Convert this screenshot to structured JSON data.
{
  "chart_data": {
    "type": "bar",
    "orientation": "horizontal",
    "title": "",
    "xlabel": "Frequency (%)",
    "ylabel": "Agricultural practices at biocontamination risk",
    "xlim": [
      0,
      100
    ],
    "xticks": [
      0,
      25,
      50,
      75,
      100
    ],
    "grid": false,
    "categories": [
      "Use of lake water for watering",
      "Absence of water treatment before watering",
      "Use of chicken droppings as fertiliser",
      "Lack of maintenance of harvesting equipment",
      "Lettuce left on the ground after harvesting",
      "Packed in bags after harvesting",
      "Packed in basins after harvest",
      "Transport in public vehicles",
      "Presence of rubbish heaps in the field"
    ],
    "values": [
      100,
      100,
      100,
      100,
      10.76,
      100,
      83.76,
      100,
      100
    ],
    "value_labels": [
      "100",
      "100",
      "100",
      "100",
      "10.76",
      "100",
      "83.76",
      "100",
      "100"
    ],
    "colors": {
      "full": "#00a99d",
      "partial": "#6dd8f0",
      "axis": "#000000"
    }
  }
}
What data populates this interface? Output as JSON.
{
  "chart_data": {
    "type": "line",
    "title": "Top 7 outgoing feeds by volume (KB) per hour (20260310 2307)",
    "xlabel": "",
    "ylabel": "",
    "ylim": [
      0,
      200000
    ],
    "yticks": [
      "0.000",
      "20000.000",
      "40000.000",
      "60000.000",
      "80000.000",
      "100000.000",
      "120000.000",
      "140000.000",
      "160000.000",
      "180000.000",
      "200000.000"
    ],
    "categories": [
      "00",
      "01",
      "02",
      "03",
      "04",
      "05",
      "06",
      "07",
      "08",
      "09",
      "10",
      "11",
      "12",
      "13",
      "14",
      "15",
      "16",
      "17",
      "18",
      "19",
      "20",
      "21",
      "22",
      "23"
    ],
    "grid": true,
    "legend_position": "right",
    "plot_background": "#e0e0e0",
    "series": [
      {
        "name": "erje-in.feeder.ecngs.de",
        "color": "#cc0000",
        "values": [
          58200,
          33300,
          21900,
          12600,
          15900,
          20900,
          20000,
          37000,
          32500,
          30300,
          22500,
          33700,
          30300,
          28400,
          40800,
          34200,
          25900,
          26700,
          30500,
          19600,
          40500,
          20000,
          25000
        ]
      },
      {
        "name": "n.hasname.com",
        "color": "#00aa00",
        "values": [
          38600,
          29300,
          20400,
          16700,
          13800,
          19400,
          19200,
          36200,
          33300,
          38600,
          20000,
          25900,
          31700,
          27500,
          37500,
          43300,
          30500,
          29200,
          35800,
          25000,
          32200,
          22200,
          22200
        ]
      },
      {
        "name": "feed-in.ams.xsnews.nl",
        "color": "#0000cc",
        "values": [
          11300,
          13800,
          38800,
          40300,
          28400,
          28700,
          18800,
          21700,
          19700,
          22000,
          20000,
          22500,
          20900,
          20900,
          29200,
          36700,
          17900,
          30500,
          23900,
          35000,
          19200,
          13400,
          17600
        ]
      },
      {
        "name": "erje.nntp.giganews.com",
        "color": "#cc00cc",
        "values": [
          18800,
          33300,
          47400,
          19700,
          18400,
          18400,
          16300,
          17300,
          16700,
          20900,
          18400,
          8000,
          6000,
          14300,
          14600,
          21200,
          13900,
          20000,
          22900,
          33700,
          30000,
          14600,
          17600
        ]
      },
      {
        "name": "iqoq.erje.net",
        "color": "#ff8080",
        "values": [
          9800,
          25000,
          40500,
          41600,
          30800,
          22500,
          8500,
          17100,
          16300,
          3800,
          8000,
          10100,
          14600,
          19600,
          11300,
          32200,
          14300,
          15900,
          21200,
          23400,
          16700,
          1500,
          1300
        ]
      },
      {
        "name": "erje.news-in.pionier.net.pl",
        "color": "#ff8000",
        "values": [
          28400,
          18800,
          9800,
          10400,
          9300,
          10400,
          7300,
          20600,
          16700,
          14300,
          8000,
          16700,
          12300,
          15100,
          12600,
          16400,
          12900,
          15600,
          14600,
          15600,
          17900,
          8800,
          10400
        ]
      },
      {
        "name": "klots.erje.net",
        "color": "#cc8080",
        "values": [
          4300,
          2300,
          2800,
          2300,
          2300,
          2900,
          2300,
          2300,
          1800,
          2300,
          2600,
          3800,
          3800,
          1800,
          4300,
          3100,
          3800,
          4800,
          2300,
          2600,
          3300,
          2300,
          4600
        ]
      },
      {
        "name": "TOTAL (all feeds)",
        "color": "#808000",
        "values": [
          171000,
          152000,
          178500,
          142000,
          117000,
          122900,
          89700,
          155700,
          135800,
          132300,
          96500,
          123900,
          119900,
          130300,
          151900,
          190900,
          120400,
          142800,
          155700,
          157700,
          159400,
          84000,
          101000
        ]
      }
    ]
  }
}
________________________________________
Aim: Scan the material above. Extract every line in which the word "watering" occurs.

Expected answer:
      "Use of lake water for watering",
      "Absence of water treatment before watering",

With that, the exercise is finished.